Exercise prompt: Copy the lines that follow, keeping every character the same.

(Figure data in JSON)
· · · ·
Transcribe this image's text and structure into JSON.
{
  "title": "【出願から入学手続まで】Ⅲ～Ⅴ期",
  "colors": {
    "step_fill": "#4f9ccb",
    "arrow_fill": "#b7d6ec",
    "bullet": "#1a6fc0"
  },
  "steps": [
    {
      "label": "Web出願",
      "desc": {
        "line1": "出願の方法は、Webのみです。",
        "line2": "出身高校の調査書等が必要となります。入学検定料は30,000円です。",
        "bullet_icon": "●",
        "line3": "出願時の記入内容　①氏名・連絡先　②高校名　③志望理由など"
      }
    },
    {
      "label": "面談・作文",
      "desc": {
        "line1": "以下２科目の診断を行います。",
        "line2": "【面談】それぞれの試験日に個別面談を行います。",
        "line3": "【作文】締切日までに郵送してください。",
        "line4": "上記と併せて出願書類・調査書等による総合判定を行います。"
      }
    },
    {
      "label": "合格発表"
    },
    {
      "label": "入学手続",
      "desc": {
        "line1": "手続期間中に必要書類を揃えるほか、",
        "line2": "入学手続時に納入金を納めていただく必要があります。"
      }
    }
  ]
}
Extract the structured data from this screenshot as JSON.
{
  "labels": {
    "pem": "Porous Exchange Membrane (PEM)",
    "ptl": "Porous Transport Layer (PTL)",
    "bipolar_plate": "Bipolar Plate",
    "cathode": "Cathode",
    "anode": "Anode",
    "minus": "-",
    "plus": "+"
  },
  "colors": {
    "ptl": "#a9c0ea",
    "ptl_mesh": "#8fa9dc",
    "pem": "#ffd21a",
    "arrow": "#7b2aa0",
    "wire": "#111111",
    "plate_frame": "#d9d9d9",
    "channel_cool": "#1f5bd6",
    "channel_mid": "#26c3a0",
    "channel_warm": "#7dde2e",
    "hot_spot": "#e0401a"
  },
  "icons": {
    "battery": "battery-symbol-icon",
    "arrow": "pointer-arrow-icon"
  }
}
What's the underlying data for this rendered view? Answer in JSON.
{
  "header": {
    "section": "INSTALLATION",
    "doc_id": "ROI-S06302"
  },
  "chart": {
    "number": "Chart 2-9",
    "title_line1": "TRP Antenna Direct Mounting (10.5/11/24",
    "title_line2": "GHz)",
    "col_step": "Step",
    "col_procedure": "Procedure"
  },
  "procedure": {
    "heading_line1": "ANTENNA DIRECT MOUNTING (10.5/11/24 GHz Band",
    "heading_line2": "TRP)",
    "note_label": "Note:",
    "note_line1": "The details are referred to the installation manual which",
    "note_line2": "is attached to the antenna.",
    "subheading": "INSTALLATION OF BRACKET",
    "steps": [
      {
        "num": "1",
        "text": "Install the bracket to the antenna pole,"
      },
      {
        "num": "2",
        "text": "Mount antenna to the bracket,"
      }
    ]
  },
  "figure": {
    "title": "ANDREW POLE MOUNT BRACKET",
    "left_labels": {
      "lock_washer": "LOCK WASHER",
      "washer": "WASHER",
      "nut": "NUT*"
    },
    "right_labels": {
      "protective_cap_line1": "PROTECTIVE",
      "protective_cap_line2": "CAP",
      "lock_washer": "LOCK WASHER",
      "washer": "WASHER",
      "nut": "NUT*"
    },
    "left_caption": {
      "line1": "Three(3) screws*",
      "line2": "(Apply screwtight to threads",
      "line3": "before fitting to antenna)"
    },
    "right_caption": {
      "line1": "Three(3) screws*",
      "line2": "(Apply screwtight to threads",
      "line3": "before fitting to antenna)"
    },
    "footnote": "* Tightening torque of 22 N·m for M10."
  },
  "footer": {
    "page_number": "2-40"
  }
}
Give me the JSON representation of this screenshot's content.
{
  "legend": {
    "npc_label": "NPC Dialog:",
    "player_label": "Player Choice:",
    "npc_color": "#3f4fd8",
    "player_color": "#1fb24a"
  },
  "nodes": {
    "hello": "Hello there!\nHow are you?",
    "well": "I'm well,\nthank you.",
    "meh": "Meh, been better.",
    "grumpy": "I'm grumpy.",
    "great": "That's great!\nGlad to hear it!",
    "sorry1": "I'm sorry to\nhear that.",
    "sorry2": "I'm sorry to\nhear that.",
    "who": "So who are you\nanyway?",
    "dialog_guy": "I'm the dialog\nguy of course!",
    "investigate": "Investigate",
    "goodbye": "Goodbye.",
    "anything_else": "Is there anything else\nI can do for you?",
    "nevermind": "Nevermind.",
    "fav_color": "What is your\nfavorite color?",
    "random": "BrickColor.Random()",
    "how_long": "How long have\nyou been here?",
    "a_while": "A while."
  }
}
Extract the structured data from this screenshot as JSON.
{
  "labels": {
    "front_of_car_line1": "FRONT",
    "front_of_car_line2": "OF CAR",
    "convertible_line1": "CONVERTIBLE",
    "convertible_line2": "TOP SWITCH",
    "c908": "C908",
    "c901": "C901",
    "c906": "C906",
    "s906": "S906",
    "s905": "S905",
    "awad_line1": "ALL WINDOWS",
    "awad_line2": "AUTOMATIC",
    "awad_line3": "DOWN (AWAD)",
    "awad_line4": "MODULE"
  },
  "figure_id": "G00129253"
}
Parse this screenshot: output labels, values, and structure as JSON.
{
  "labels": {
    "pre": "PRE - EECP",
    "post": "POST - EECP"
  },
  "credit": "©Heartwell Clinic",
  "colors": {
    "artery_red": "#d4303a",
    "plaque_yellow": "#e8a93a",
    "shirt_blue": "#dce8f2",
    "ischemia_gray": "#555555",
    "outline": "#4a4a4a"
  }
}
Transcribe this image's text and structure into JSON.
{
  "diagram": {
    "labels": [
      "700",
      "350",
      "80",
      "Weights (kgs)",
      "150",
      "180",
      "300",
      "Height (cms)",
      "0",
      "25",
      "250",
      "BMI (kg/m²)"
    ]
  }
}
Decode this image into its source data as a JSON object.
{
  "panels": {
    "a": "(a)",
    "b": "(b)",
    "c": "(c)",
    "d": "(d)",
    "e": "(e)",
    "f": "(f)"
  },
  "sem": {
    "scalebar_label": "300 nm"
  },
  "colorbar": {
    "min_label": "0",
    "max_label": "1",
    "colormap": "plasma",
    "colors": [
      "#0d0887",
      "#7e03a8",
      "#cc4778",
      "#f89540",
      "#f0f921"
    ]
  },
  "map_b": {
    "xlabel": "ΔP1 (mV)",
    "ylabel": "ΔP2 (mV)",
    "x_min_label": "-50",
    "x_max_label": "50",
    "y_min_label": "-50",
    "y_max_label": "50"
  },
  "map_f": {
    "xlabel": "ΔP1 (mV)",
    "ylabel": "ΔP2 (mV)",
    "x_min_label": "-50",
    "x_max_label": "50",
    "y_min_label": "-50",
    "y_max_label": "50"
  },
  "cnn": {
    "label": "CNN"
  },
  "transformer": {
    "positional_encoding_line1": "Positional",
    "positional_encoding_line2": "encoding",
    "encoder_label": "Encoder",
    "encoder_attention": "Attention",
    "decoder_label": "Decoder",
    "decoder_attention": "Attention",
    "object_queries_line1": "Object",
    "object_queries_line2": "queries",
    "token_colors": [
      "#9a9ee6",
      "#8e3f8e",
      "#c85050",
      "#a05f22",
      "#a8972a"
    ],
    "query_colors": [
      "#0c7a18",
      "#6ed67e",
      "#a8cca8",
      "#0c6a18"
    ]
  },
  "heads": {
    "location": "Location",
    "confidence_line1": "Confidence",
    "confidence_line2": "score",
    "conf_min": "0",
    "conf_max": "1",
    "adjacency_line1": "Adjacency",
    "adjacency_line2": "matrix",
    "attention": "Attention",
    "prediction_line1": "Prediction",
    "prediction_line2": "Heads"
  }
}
· · · ·
In response:
Transcribe this image's text and structure into JSON.
{
  "title": "【出願から入学手続まで】Ⅲ～Ⅴ期",
  "colors": {
    "step_fill": "#4f9ccb",
    "arrow_fill": "#b7d6ec",
    "bullet": "#1a6fc0"
  },
  "steps": [
    {
      "label": "Web出願",
      "desc": {
        "line1": "出願の方法は、Webのみです。",
        "line2": "出身高校の調査書等が必要となります。入学検定料は30,000円です。",
        "bullet_icon": "●",
        "line3": "出願時の記入内容　①氏名・連絡先　②高校名　③志望理由など"
      }
    },
    {
      "label": "面談・作文",
      "desc": {
        "line1": "以下２科目の診断を行います。",
        "line2": "【面談】それぞれの試験日に個別面談を行います。",
        "line3": "【作文】締切日までに郵送してください。",
        "line4": "上記と併せて出願書類・調査書等による総合判定を行います。"
      }
    },
    {
      "label": "合格発表"
    },
    {
      "label": "入学手続",
      "desc": {
        "line1": "手続期間中に必要書類を揃えるほか、",
        "line2": "入学手続時に納入金を納めていただく必要があります。"
      }
    }
  ]
}
Extract the structured data from this screenshot as JSON.
{
  "labels": {
    "pem": "Porous Exchange Membrane (PEM)",
    "ptl": "Porous Transport Layer (PTL)",
    "bipolar_plate": "Bipolar Plate",
    "cathode": "Cathode",
    "anode": "Anode",
    "minus": "-",
    "plus": "+"
  },
  "colors": {
    "ptl": "#a9c0ea",
    "ptl_mesh": "#8fa9dc",
    "pem": "#ffd21a",
    "arrow": "#7b2aa0",
    "wire": "#111111",
    "plate_frame": "#d9d9d9",
    "channel_cool": "#1f5bd6",
    "channel_mid": "#26c3a0",
    "channel_warm": "#7dde2e",
    "hot_spot": "#e0401a"
  },
  "icons": {
    "battery": "battery-symbol-icon",
    "arrow": "pointer-arrow-icon"
  }
}
What's the underlying data for this rendered view? Answer in JSON.
{
  "header": {
    "section": "INSTALLATION",
    "doc_id": "ROI-S06302"
  },
  "chart": {
    "number": "Chart 2-9",
    "title_line1": "TRP Antenna Direct Mounting (10.5/11/24",
    "title_line2": "GHz)",
    "col_step": "Step",
    "col_procedure": "Procedure"
  },
  "procedure": {
    "heading_line1": "ANTENNA DIRECT MOUNTING (10.5/11/24 GHz Band",
    "heading_line2": "TRP)",
    "note_label": "Note:",
    "note_line1": "The details are referred to the installation manual which",
    "note_line2": "is attached to the antenna.",
    "subheading": "INSTALLATION OF BRACKET",
    "steps": [
      {
        "num": "1",
        "text": "Install the bracket to the antenna pole,"
      },
      {
        "num": "2",
        "text": "Mount antenna to the bracket,"
      }
    ]
  },
  "figure": {
    "title": "ANDREW POLE MOUNT BRACKET",
    "left_labels": {
      "lock_washer": "LOCK WASHER",
      "washer": "WASHER",
      "nut": "NUT*"
    },
    "right_labels": {
      "protective_cap_line1": "PROTECTIVE",
      "protective_cap_line2": "CAP",
      "lock_washer": "LOCK WASHER",
      "washer": "WASHER",
      "nut": "NUT*"
    },
    "left_caption": {
      "line1": "Three(3) screws*",
      "line2": "(Apply screwtight to threads",
      "line3": "before fitting to antenna)"
    },
    "right_caption": {
      "line1": "Three(3) screws*",
      "line2": "(Apply screwtight to threads",
      "line3": "before fitting to antenna)"
    },
    "footnote": "* Tightening torque of 22 N·m for M10."
  },
  "footer": {
    "page_number": "2-40"
  }
}
Give me the JSON representation of this screenshot's content.
{
  "legend": {
    "npc_label": "NPC Dialog:",
    "player_label": "Player Choice:",
    "npc_color": "#3f4fd8",
    "player_color": "#1fb24a"
  },
  "nodes": {
    "hello": "Hello there!\nHow are you?",
    "well": "I'm well,\nthank you.",
    "meh": "Meh, been better.",
    "grumpy": "I'm grumpy.",
    "great": "That's great!\nGlad to hear it!",
    "sorry1": "I'm sorry to\nhear that.",
    "sorry2": "I'm sorry to\nhear that.",
    "who": "So who are you\nanyway?",
    "dialog_guy": "I'm the dialog\nguy of course!",
    "investigate": "Investigate",
    "goodbye": "Goodbye.",
    "anything_else": "Is there anything else\nI can do for you?",
    "nevermind": "Nevermind.",
    "fav_color": "What is your\nfavorite color?",
    "random": "BrickColor.Random()",
    "how_long": "How long have\nyou been here?",
    "a_while": "A while."
  }
}
Extract the structured data from this screenshot as JSON.
{
  "labels": {
    "front_of_car_line1": "FRONT",
    "front_of_car_line2": "OF CAR",
    "convertible_line1": "CONVERTIBLE",
    "convertible_line2": "TOP SWITCH",
    "c908": "C908",
    "c901": "C901",
    "c906": "C906",
    "s906": "S906",
    "s905": "S905",
    "awad_line1": "ALL WINDOWS",
    "awad_line2": "AUTOMATIC",
    "awad_line3": "DOWN (AWAD)",
    "awad_line4": "MODULE"
  },
  "figure_id": "G00129253"
}
Parse this screenshot: output labels, values, and structure as JSON.
{
  "labels": {
    "pre": "PRE - EECP",
    "post": "POST - EECP"
  },
  "credit": "©Heartwell Clinic",
  "colors": {
    "artery_red": "#d4303a",
    "plaque_yellow": "#e8a93a",
    "shirt_blue": "#dce8f2",
    "ischemia_gray": "#555555",
    "outline": "#4a4a4a"
  }
}
Transcribe this image's text and structure into JSON.
{
  "diagram": {
    "labels": [
      "700",
      "350",
      "80",
      "Weights (kgs)",
      "150",
      "180",
      "300",
      "Height (cms)",
      "0",
      "25",
      "250",
      "BMI (kg/m²)"
    ]
  }
}
Decode this image into its source data as a JSON object.
{
  "panels": {
    "a": "(a)",
    "b": "(b)",
    "c": "(c)",
    "d": "(d)",
    "e": "(e)",
    "f": "(f)"
  },
  "sem": {
    "scalebar_label": "300 nm"
  },
  "colorbar": {
    "min_label": "0",
    "max_label": "1",
    "colormap": "plasma",
    "colors": [
      "#0d0887",
      "#7e03a8",
      "#cc4778",
      "#f89540",
      "#f0f921"
    ]
  },
  "map_b": {
    "xlabel": "ΔP1 (mV)",
    "ylabel": "ΔP2 (mV)",
    "x_min_label": "-50",
    "x_max_label": "50",
    "y_min_label": "-50",
    "y_max_label": "50"
  },
  "map_f": {
    "xlabel": "ΔP1 (mV)",
    "ylabel": "ΔP2 (mV)",
    "x_min_label": "-50",
    "x_max_label": "50",
    "y_min_label": "-50",
    "y_max_label": "50"
  },
  "cnn": {
    "label": "CNN"
  },
  "transformer": {
    "positional_encoding_line1": "Positional",
    "positional_encoding_line2": "encoding",
    "encoder_label": "Encoder",
    "encoder_attention": "Attention",
    "decoder_label": "Decoder",
    "decoder_attention": "Attention",
    "object_queries_line1": "Object",
    "object_queries_line2": "queries",
    "token_colors": [
      "#9a9ee6",
      "#8e3f8e",
      "#c85050",
      "#a05f22",
      "#a8972a"
    ],
    "query_colors": [
      "#0c7a18",
      "#6ed67e",
      "#a8cca8",
      "#0c6a18"
    ]
  },
  "heads": {
    "location": "Location",
    "confidence_line1": "Confidence",
    "confidence_line2": "score",
    "conf_min": "0",
    "conf_max": "1",
    "adjacency_line1": "Adjacency",
    "adjacency_line2": "matrix",
    "attention": "Attention",
    "prediction_line1": "Prediction",
    "prediction_line2": "Heads"
  }
}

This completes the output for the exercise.